◆ **Written problem**
Render every entry verbatim.

>> BEGIN

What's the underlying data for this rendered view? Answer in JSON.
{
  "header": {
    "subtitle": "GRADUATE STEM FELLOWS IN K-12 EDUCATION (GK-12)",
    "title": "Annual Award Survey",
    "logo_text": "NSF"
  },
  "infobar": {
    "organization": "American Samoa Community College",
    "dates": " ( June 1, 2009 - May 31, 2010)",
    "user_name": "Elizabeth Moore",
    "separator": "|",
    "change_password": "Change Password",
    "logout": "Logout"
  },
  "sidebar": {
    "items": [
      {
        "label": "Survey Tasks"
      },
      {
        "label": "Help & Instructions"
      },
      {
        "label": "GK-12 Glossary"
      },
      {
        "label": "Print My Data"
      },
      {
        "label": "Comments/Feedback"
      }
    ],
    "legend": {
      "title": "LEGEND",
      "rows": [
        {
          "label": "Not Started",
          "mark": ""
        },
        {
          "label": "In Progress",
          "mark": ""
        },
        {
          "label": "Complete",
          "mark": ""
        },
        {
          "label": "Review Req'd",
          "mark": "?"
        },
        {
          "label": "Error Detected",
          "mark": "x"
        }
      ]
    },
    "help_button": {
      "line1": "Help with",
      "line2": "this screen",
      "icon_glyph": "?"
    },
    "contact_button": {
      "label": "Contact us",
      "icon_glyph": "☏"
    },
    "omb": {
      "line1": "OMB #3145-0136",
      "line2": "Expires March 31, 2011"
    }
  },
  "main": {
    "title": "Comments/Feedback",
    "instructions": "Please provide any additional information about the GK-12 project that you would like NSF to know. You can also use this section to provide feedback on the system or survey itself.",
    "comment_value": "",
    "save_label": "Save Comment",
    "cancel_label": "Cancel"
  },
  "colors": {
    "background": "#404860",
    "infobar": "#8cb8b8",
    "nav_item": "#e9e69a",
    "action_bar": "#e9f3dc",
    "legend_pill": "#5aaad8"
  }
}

>> END

◆ **Full answer**
What's the underlying data for this rendered view? Answer in JSON.
{
  "header": {
    "subtitle": "GRADUATE STEM FELLOWS IN K-12 EDUCATION (GK-12)",
    "title": "Annual Award Survey",
    "logo_text": "NSF"
  },
  "infobar": {
    "organization": "American Samoa Community College",
    "dates": " ( June 1, 2009 - May 31, 2010)",
    "user_name": "Elizabeth Moore",
    "separator": "|",
    "change_password": "Change Password",
    "logout": "Logout"
  },
  "sidebar": {
    "items": [
      {
        "label": "Survey Tasks"
      },
      {
        "label": "Help & Instructions"
      },
      {
        "label": "GK-12 Glossary"
      },
      {
        "label": "Print My Data"
      },
      {
        "label": "Comments/Feedback"
      }
    ],
    "legend": {
      "title": "LEGEND",
      "rows": [
        {
          "label": "Not Started",
          "mark": ""
        },
        {
          "label": "In Progress",
          "mark": ""
        },
        {
          "label": "Complete",
          "mark": ""
        },
        {
          "label": "Review Req'd",
          "mark": "?"
        },
        {
          "label": "Error Detected",
          "mark": "x"
        }
      ]
    },
    "help_button": {
      "line1": "Help with",
      "line2": "this screen",
      "icon_glyph": "?"
    },
    "contact_button": {
      "label": "Contact us",
      "icon_glyph": "☏"
    },
    "omb": {
      "line1": "OMB #3145-0136",
      "line2": "Expires March 31, 2011"
    }
  },
  "main": {
    "title": "Comments/Feedback",
    "instructions": "Please provide any additional information about the GK-12 project that you would like NSF to know. You can also use this section to provide feedback on the system or survey itself.",
    "comment_value": "",
    "save_label": "Save Comment",
    "cancel_label": "Cancel"
  },
  "colors": {
    "background": "#404860",
    "infobar": "#8cb8b8",
    "nav_item": "#e9e69a",
    "action_bar": "#e9f3dc",
    "legend_pill": "#5aaad8"
  }
}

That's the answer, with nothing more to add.